Labeled region data:
══════
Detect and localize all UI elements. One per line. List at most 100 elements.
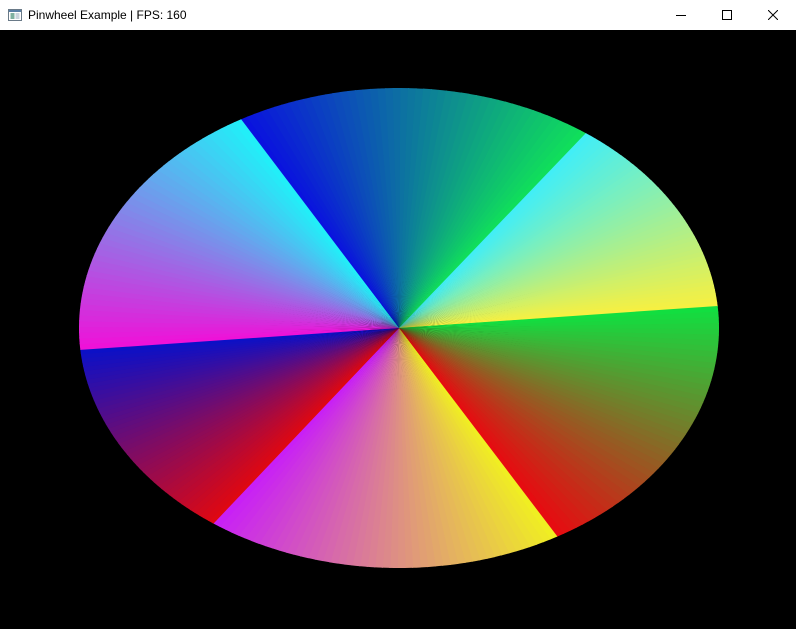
blade-wedge (399, 328, 640, 492)
blade-wedge (169, 328, 399, 499)
blade-wedge (399, 328, 524, 552)
blade-wedge (168, 156, 399, 328)
blade-wedge (153, 169, 399, 328)
blade-wedge (399, 227, 693, 328)
close-icon (768, 10, 778, 20)
blade-wedge (399, 263, 710, 328)
blade-wedge (399, 187, 663, 328)
blade-wedge (399, 123, 575, 328)
blade-wedge (399, 328, 551, 543)
blade-wedge (354, 89, 399, 328)
blade-wedge (399, 328, 488, 561)
blade-wedge (399, 328, 496, 559)
blade-wedge (399, 305, 719, 328)
pinwheel-blade (80, 328, 400, 524)
minimize-button[interactable] (658, 0, 704, 30)
blade-wedge (399, 284, 715, 328)
blade-wedge (399, 239, 700, 328)
blade-wedge (146, 328, 399, 480)
blade-wedge (85, 328, 399, 380)
blade-wedge (123, 328, 400, 456)
blade-wedge (399, 328, 645, 487)
blade-wedge (399, 170, 645, 328)
blade-wedge (150, 328, 399, 483)
blade-wedge (126, 328, 399, 459)
blade-wedge (396, 328, 406, 568)
blade-wedge (97, 328, 400, 413)
blade-wedge (118, 206, 399, 328)
blade-wedge (78, 326, 399, 333)
blade-wedge (399, 231, 695, 328)
blade-wedge (399, 328, 481, 562)
blade-wedge (399, 120, 568, 328)
blade-wedge (399, 161, 634, 328)
blade-wedge (399, 328, 650, 483)
blade-wedge (295, 98, 399, 328)
render-canvas[interactable] (0, 30, 796, 629)
blade-wedge (399, 297, 718, 328)
blade-wedge (399, 328, 451, 566)
blade-wedge (134, 187, 399, 328)
blade-wedge (115, 328, 399, 444)
blade-wedge (399, 243, 701, 328)
blade-wedge (399, 288, 716, 328)
blade-wedge (198, 328, 399, 519)
blade-wedge (399, 328, 474, 563)
blade-wedge (103, 328, 399, 425)
close-button[interactable] (750, 0, 796, 30)
blade-wedge (399, 328, 510, 556)
blade-wedge (118, 328, 400, 448)
blade-wedge (185, 328, 399, 511)
blade-wedge (399, 129, 587, 328)
blade-wedge (136, 328, 399, 470)
blade-wedge (399, 328, 590, 525)
maximize-button[interactable] (704, 0, 750, 30)
blade-wedge (399, 328, 466, 565)
blade-wedge (231, 328, 399, 536)
blade-wedge (399, 328, 655, 479)
blade-wedge (399, 146, 614, 328)
blade-wedge (399, 280, 714, 328)
app-window-icon (8, 9, 22, 21)
blade-wedge (399, 149, 618, 328)
blade-wedge (281, 102, 399, 328)
blade-wedge (399, 268, 711, 328)
blade-wedge (317, 94, 399, 328)
blade-wedge (120, 328, 399, 452)
blade-wedge (102, 231, 400, 328)
blade-wedge (399, 328, 545, 545)
blade-wedge (157, 328, 399, 490)
blade-wedge (399, 328, 414, 568)
blade-wedge (399, 133, 592, 328)
blade-wedge (399, 301, 718, 328)
blade-wedge (165, 328, 399, 496)
blade-wedge (79, 328, 399, 345)
blade-wedge (208, 131, 399, 328)
blade-wedge (399, 311, 719, 328)
blade-wedge (399, 328, 680, 450)
blade-wedge (115, 211, 400, 328)
blade-wedge (122, 201, 399, 328)
blade-wedge (101, 328, 400, 421)
blade-wedge (399, 328, 676, 455)
blade-wedge (218, 328, 399, 530)
blade-wedge (399, 223, 691, 328)
blade-wedge (399, 220, 688, 328)
blade-wedge (399, 212, 683, 328)
title-bar[interactable]: Pinwheel Example | FPS: 160 (0, 0, 796, 30)
blade-wedge (399, 143, 610, 328)
blade-wedge (88, 328, 400, 393)
blade-wedge (129, 328, 399, 463)
blade-wedge (184, 145, 399, 328)
blade-wedge (157, 165, 399, 328)
blade-wedge (399, 328, 503, 558)
blade-wedge (202, 134, 399, 328)
blade-wedge (399, 328, 630, 500)
blade-wedge (143, 178, 399, 328)
blade-wedge (399, 328, 558, 540)
blade-wedge (264, 328, 399, 549)
blade-wedge (369, 88, 399, 328)
blade-wedge (399, 107, 535, 328)
blade-wedge (399, 328, 602, 519)
blade-wedge (399, 328, 608, 515)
══════
WHAT IS EXPECTED: Please render the data lines from the line holding "blade-wedge (399, 328, 640, 492)" through the line holding "blade-wedge (399, 288, 716, 328)", inclusive, as a Markdown table. Use a Row column for the running number and a Line column for the line itself, and leave out any blank lines.

SOLUTION:
| Row | Line |
|---|---|
| 1 | blade-wedge (399, 328, 640, 492) |
| 2 | blade-wedge (169, 328, 399, 499) |
| 3 | blade-wedge (399, 328, 524, 552) |
| 4 | blade-wedge (168, 156, 399, 328) |
| 5 | blade-wedge (153, 169, 399, 328) |
| 6 | blade-wedge (399, 227, 693, 328) |
| 7 | close-icon (768, 10, 778, 20) |
| 8 | blade-wedge (399, 263, 710, 328) |
| 9 | blade-wedge (399, 187, 663, 328) |
| 10 | blade-wedge (399, 123, 575, 328) |
| 11 | blade-wedge (399, 328, 551, 543) |
| 12 | blade-wedge (354, 89, 399, 328) |
| 13 | blade-wedge (399, 328, 488, 561) |
| 14 | blade-wedge (399, 328, 496, 559) |
| 15 | blade-wedge (399, 305, 719, 328) |
| 16 | pinwheel-blade (80, 328, 400, 524) |
| 17 | minimize-button[interactable] (658, 0, 704, 30) |
| 18 | blade-wedge (399, 284, 715, 328) |
| 19 | blade-wedge (399, 239, 700, 328) |
| 20 | blade-wedge (146, 328, 399, 480) |
| 21 | blade-wedge (85, 328, 399, 380) |
| 22 | blade-wedge (123, 328, 400, 456) |
| 23 | blade-wedge (399, 328, 645, 487) |
| 24 | blade-wedge (399, 170, 645, 328) |
| 25 | blade-wedge (150, 328, 399, 483) |
| 26 | blade-wedge (126, 328, 399, 459) |
| 27 | blade-wedge (396, 328, 406, 568) |
| 28 | blade-wedge (97, 328, 400, 413) |
| 29 | blade-wedge (118, 206, 399, 328) |
| 30 | blade-wedge (78, 326, 399, 333) |
| 31 | blade-wedge (399, 231, 695, 328) |
| 32 | blade-wedge (399, 328, 481, 562) |
| 33 | blade-wedge (399, 120, 568, 328) |
| 34 | blade-wedge (399, 161, 634, 328) |
| 35 | blade-wedge (399, 328, 650, 483) |
| 36 | blade-wedge (295, 98, 399, 328) |
| 37 | render-canvas[interactable] (0, 30, 796, 629) |
| 38 | blade-wedge (399, 297, 718, 328) |
| 39 | blade-wedge (399, 328, 451, 566) |
| 40 | blade-wedge (134, 187, 399, 328) |
| 41 | blade-wedge (115, 328, 399, 444) |
| 42 | blade-wedge (399, 243, 701, 328) |
| 43 | blade-wedge (399, 288, 716, 328) |